### GIVEN PROBLEM
Please locate each line in the data below that contains the string "axis", matching case exactly, and copy those lines out in full.

═════ DATASET RECORDS ═════

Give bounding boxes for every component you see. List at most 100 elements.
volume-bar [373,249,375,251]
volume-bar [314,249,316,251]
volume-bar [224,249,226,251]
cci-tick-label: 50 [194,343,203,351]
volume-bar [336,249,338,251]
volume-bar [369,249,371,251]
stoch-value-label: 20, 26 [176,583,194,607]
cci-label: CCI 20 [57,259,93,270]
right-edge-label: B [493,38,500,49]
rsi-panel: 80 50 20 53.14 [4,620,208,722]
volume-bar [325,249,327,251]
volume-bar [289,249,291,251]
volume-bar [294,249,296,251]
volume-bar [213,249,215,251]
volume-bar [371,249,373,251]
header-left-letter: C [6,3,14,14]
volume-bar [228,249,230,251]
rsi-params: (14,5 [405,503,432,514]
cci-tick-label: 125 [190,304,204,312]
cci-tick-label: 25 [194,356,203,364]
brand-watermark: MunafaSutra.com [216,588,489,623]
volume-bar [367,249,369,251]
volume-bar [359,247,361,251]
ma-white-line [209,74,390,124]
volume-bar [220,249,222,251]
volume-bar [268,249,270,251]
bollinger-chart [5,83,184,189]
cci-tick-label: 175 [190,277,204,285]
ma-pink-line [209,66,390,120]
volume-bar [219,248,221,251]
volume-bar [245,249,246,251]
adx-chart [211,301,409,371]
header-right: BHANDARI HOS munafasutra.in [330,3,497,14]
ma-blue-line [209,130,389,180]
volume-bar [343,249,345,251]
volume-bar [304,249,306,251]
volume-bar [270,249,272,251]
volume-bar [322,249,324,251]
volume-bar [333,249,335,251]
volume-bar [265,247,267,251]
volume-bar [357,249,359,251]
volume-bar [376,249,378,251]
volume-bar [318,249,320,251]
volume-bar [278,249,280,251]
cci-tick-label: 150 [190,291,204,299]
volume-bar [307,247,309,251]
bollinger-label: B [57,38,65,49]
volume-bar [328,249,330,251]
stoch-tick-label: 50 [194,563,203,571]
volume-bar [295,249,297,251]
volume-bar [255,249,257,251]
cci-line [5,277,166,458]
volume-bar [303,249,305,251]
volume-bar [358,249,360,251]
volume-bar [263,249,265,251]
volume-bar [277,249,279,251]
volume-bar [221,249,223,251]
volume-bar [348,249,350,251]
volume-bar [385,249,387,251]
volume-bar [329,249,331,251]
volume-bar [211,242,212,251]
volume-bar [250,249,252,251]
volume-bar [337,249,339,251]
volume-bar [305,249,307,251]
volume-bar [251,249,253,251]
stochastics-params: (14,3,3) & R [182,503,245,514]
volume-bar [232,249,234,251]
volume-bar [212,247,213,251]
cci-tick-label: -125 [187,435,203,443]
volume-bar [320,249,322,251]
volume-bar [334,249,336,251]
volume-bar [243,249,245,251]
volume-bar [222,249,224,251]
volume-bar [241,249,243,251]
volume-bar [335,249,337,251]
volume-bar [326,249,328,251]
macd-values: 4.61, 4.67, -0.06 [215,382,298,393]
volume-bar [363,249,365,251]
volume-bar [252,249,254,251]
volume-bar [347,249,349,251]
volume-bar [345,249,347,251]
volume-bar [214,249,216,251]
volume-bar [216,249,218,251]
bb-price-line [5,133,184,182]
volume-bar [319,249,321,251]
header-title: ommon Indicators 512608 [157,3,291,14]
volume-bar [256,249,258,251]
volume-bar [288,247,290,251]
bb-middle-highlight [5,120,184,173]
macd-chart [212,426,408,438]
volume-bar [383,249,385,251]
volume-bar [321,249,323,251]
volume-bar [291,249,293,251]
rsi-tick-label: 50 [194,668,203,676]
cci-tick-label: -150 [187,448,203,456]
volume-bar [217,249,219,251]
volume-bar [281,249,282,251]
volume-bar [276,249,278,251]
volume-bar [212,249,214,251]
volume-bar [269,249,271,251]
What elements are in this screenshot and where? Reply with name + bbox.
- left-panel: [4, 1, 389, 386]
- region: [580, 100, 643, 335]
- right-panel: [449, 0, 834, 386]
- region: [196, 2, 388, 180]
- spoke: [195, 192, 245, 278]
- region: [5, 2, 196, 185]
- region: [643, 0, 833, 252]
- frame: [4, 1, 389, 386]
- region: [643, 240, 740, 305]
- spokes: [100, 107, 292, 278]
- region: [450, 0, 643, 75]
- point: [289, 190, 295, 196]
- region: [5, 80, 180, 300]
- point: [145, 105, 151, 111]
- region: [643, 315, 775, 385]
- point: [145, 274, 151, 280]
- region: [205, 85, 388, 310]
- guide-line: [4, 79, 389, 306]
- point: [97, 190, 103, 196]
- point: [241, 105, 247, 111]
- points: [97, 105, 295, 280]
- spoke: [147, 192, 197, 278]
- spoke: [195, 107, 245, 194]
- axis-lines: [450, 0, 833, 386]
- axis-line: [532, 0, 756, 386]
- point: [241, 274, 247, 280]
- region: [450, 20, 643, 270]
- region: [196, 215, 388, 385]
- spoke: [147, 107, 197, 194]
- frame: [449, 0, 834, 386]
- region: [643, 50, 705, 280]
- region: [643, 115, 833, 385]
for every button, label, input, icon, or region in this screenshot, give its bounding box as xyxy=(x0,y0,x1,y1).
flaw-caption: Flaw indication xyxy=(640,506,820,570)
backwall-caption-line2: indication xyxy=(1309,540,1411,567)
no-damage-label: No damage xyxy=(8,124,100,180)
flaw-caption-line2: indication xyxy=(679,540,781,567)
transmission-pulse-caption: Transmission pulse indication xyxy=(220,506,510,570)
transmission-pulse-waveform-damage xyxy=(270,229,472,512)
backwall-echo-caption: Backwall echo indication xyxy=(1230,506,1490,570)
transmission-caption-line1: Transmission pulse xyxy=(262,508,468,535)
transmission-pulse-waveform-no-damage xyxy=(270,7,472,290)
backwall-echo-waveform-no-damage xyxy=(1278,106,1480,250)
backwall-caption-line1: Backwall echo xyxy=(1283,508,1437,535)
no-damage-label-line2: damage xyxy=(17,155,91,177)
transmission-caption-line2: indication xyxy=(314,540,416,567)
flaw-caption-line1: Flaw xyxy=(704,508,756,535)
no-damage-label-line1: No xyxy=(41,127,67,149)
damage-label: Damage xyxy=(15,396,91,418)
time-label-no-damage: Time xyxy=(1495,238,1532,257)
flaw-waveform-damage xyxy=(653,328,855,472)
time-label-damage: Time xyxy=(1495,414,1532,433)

═════

### OUTPUT BELOW
- axis-lines: [450, 0, 833, 386]
- axis-line: [532, 0, 756, 386]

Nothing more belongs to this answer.